> [Challenge]:
Pick out each line containing the string "дней".

⁂

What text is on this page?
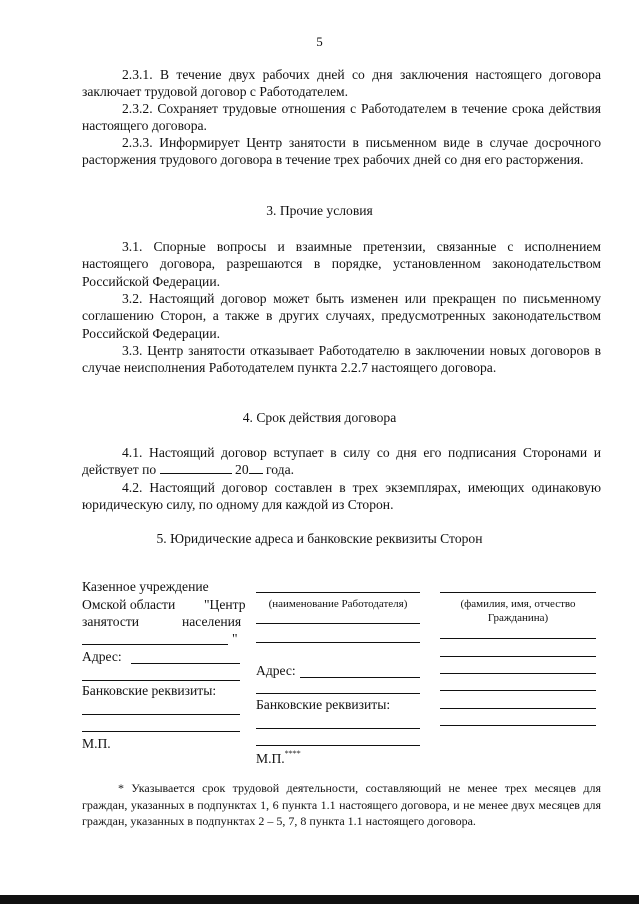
5

2.3.1. В течение двух рабочих дней со дня заключения настоящего договора заключает трудовой договор с Работодателем.

2.3.2. Сохраняет трудовые отношения с Работодателем в течение срока действия настоящего договора.

2.3.3. Информирует Центр занятости в письменном виде в случае досрочного расторжения трудового договора в течение трех рабочих дней со дня его расторжения.

3. Прочие условия

3.1. Спорные вопросы и взаимные претензии, связанные с исполнением настоящего договора, разрешаются в порядке, установленном законодательством Российской Федерации.

3.2. Настоящий договор может быть изменен или прекращен по письменному соглашению Сторон, а также в других случаях, предусмотренных законодательством Российской Федерации.

3.3. Центр занятости отказывает Работодателю в заключении новых договоров в случае неисполнения Работодателем пункта 2.2.7 настоящего договора.

4. Срок действия договора

4.1. Настоящий договор вступает в силу со дня его подписания Сторонами и действует по	20 года.

4.2. Настоящий договор составлен в трех экземплярах, имеющих одинаковую юридическую силу, по одному для каждой из Сторон.

5. Юридические адреса и банковские реквизиты Сторон

Казенное учреждение
Омской области "Центр
занятости	населения
"
Адрес:
Банковские реквизиты:
М.П.
(наименование Работодателя)
Адрес:
Банковские реквизиты:
М.П.****
(фамилия, имя, отчество
Гражданина)

* Указывается срок трудовой деятельности, составляющий не менее трех месяцев для граждан, указанных в подпунктах 1, 6 пункта 1.1 настоящего договора, и не менее двух месяцев для граждан, указанных в подпунктах 2 – 5, 7, 8 пункта 1.1 настоящего договора.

⁂

> [Solution to this exercise]:
2.3.1. В течение двух рабочих дней со дня заключения настоящего договора заключает трудовой договор с Работодателем.
2.3.3. Информирует Центр занятости в письменном виде в случае досрочного расторжения трудового договора в течение трех рабочих дней со дня его расторжения.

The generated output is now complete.